Items —
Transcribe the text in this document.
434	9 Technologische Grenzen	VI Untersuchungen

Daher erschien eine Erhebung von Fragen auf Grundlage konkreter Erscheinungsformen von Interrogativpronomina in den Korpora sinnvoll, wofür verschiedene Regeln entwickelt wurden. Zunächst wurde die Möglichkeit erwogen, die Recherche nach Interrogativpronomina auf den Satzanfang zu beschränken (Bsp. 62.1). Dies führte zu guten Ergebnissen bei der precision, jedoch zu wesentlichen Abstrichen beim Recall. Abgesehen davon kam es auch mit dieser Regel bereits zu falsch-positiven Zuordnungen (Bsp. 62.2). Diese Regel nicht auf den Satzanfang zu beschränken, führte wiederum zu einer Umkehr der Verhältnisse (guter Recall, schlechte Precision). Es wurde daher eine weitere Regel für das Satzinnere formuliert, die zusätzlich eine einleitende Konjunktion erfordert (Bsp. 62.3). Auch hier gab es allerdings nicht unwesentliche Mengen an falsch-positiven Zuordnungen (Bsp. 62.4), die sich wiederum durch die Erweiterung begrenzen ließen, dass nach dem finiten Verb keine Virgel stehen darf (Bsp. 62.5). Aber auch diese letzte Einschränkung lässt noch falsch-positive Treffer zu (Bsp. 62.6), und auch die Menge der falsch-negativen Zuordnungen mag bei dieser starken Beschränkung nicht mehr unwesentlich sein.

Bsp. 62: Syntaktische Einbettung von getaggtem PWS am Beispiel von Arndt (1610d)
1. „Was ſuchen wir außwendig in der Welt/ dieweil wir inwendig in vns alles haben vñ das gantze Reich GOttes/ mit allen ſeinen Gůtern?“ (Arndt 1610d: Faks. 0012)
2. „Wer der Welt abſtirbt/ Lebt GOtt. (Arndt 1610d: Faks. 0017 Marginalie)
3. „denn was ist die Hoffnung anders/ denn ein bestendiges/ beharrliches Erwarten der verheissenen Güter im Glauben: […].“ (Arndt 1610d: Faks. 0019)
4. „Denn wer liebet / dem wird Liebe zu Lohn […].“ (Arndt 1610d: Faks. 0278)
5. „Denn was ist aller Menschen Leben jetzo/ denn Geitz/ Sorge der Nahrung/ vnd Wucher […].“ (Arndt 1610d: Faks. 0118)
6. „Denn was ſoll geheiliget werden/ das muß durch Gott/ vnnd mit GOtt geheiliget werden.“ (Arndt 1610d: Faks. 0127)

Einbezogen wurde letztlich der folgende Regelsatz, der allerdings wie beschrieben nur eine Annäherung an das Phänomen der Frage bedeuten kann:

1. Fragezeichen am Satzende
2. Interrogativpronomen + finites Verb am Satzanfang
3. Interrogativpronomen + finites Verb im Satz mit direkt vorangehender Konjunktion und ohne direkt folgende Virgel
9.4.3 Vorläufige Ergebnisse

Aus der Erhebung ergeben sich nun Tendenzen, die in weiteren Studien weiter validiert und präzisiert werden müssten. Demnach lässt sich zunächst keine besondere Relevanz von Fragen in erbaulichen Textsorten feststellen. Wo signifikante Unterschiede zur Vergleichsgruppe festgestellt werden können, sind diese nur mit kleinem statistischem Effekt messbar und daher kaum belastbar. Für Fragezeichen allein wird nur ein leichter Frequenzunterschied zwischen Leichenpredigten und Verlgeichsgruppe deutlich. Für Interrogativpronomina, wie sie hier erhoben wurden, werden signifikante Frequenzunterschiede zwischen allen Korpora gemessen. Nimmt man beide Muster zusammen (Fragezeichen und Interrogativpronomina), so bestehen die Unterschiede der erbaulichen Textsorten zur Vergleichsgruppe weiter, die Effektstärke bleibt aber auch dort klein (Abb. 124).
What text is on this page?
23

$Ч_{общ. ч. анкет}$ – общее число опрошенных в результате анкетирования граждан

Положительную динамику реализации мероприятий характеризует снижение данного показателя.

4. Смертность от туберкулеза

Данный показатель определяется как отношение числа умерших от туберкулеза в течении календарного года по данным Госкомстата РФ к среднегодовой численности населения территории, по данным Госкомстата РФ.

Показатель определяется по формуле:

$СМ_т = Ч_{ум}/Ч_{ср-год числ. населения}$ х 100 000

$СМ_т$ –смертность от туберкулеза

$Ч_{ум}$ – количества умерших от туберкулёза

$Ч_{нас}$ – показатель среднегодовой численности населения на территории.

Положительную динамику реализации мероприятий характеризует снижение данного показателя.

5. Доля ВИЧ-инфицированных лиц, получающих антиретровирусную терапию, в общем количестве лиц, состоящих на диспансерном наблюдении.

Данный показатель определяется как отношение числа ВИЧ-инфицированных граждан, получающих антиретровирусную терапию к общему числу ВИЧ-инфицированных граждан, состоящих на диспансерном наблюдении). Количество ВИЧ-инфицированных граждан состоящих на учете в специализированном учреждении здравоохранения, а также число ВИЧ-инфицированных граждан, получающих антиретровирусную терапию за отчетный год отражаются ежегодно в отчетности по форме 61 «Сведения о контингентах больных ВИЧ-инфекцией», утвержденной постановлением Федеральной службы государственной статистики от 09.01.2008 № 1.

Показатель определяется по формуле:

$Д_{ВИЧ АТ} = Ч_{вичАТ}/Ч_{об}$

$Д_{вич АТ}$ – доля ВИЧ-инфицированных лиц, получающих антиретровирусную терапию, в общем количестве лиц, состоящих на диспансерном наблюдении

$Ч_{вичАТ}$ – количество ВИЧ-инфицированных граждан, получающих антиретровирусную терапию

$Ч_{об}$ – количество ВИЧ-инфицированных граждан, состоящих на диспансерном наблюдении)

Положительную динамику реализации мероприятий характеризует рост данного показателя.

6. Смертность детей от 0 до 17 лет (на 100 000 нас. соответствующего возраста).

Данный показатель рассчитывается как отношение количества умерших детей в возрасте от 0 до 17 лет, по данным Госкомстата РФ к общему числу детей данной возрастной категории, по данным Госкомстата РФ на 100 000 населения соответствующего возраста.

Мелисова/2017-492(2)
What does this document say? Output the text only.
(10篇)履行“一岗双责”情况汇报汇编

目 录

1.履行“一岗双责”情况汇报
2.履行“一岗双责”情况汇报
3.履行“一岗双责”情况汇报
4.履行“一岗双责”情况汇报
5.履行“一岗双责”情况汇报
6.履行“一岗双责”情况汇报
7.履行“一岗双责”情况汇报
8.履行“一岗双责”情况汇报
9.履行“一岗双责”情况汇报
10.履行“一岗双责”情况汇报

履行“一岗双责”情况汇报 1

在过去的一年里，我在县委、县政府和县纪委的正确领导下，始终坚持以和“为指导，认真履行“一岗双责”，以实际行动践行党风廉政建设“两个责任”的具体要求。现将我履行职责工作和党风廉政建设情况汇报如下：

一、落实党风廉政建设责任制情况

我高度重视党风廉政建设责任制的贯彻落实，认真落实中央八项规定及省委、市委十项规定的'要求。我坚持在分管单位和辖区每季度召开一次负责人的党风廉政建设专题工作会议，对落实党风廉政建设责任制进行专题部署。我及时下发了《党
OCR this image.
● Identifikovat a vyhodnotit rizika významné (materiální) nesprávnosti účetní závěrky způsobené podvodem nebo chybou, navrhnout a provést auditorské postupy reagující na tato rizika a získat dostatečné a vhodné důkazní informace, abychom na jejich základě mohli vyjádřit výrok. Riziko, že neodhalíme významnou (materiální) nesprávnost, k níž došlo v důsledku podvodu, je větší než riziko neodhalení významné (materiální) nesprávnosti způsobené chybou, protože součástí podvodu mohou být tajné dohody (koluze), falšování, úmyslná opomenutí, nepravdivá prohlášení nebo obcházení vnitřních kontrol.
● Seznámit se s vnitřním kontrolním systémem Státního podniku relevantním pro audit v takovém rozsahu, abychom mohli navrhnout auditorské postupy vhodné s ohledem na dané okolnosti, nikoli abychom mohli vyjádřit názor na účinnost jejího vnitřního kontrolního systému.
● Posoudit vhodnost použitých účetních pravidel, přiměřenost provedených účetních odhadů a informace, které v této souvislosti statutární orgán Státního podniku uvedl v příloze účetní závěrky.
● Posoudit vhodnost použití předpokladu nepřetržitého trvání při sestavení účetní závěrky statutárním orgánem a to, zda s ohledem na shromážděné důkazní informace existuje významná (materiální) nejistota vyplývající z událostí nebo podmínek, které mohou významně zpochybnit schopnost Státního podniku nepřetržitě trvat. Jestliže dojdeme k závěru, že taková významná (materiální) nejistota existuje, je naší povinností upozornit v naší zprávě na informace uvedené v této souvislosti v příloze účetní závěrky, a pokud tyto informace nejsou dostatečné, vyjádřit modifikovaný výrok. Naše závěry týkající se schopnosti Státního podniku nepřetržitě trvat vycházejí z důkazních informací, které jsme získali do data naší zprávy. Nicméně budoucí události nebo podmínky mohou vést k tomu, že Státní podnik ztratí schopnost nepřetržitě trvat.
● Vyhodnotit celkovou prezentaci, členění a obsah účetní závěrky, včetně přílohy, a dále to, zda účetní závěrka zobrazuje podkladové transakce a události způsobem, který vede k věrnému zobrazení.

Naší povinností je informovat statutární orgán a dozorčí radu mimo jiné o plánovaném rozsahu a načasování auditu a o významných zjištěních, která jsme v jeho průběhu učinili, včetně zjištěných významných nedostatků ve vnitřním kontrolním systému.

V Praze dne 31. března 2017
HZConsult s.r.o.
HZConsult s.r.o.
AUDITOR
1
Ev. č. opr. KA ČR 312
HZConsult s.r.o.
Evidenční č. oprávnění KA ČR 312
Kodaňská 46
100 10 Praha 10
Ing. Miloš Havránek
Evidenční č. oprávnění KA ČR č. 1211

Stated exercise — From the data, list each line in which the string "количества" appears.

Result of the exercise —
$Ч_{ум}$ – количества умерших от туберкулёза
Данный показатель рассчитывается как отношение количества умерших детей в возрасте от 0 до 17 лет, по данным Госкомстата РФ к общему числу детей данной возрастной категории, по данным Госкомстата РФ на 100 000 населения соответствующего возраста.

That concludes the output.